■ **Requirement**:
Transcribe all of the data exactly. Omit the pictures.

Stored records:

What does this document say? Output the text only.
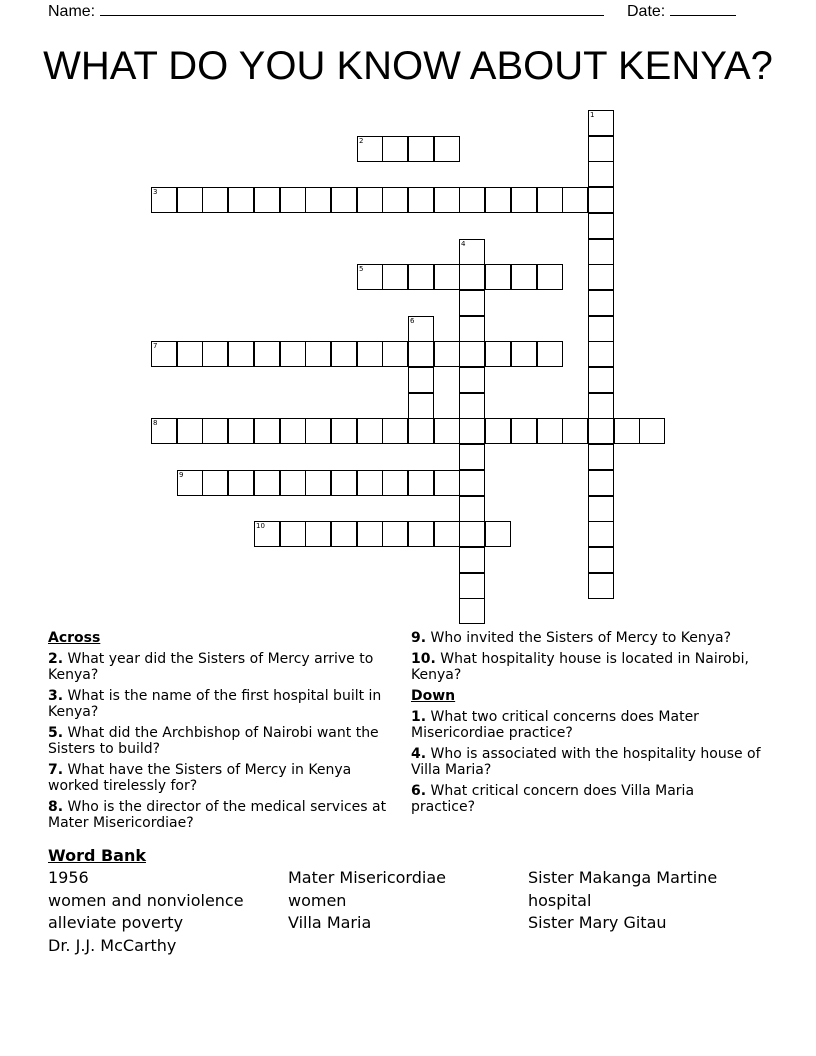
Name:	Date:
WHAT DO YOU KNOW ABOUT KENYA?
1
2
3
4
5
6
7
8
9
10
Across
2. What year did the Sisters of Mercy arrive to Kenya?
3. What is the name of the first hospital built in Kenya?
5. What did the Archbishop of Nairobi want the Sisters to build?
7. What have the Sisters of Mercy in Kenya worked tirelessly for?
8. Who is the director of the medical services at Mater Misericordiae?
9. Who invited the Sisters of Mercy to Kenya?
10. What hospitality house is located in Nairobi, Kenya?
Down
1. What two critical concerns does Mater Misericordiae practice?
4. Who is associated with the hospitality house of Villa Maria?
6. What critical concern does Villa Maria practice?
Word Bank
1956	Mater Misericordiae	Sister Makanga Martine
women and nonviolence	women	hospital
alleviate poverty	Villa Maria	Sister Mary Gitau
Dr. J.J. McCarthy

■ **Task output**:
What does this document say? Output the text only.
Name:	Date:
WHAT DO YOU KNOW ABOUT KENYA?
1
2
3
4
5
6
7
8
9
10
Across
2. What year did the Sisters of Mercy arrive to Kenya?
3. What is the name of the first hospital built in Kenya?
5. What did the Archbishop of Nairobi want the Sisters to build?
7. What have the Sisters of Mercy in Kenya worked tirelessly for?
8. Who is the director of the medical services at Mater Misericordiae?
9. Who invited the Sisters of Mercy to Kenya?
10. What hospitality house is located in Nairobi, Kenya?
Down
1. What two critical concerns does Mater Misericordiae practice?
4. Who is associated with the hospitality house of Villa Maria?
6. What critical concern does Villa Maria practice?
Word Bank
1956	Mater Misericordiae	Sister Makanga Martine
women and nonviolence	women	hospital
alleviate poverty	Villa Maria	Sister Mary Gitau
Dr. J.J. McCarthy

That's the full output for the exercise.